Produce a word-for-word copy of the listing below without its pictures.

### Provided entries
• • • • • • •

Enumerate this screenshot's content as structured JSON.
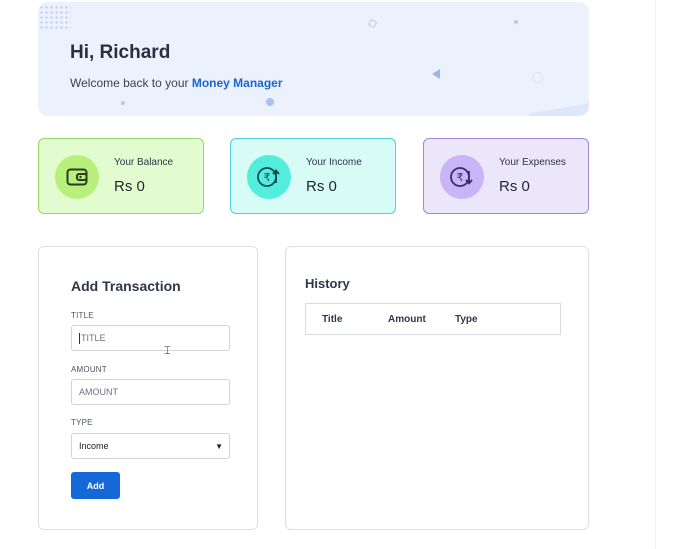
{
  "banner": {
    "greeting": "Hi, Richard",
    "welcome_prefix": "Welcome back to your ",
    "brand": "Money Manager"
  },
  "stats": {
    "balance": {
      "label": "Your Balance",
      "value": "Rs 0",
      "icon": "wallet-icon",
      "color": "#b7f07a"
    },
    "income": {
      "label": "Your Income",
      "value": "Rs 0",
      "icon": "rupee-income-icon",
      "color": "#52eddb"
    },
    "expenses": {
      "label": "Your Expenses",
      "value": "Rs 0",
      "icon": "rupee-expense-icon",
      "color": "#c8b4f6"
    }
  },
  "add_transaction": {
    "heading": "Add Transaction",
    "title_label": "TITLE",
    "title_placeholder": "TITLE",
    "amount_label": "AMOUNT",
    "amount_placeholder": "AMOUNT",
    "type_label": "TYPE",
    "type_selected": "Income",
    "add_button": "Add",
    "accent": "#1468d8"
  },
  "history": {
    "heading": "History",
    "columns": [
      "Title",
      "Amount",
      "Type"
    ]
  }
}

• • • • • • •

### Answer to this exercise
Enumerate this screenshot's content as structured JSON.
{
  "banner": {
    "greeting": "Hi, Richard",
    "welcome_prefix": "Welcome back to your ",
    "brand": "Money Manager"
  },
  "stats": {
    "balance": {
      "label": "Your Balance",
      "value": "Rs 0",
      "icon": "wallet-icon",
      "color": "#b7f07a"
    },
    "income": {
      "label": "Your Income",
      "value": "Rs 0",
      "icon": "rupee-income-icon",
      "color": "#52eddb"
    },
    "expenses": {
      "label": "Your Expenses",
      "value": "Rs 0",
      "icon": "rupee-expense-icon",
      "color": "#c8b4f6"
    }
  },
  "add_transaction": {
    "heading": "Add Transaction",
    "title_label": "TITLE",
    "title_placeholder": "TITLE",
    "amount_label": "AMOUNT",
    "amount_placeholder": "AMOUNT",
    "type_label": "TYPE",
    "type_selected": "Income",
    "add_button": "Add",
    "accent": "#1468d8"
  },
  "history": {
    "heading": "History",
    "columns": [
      "Title",
      "Amount",
      "Type"
    ]
  }
}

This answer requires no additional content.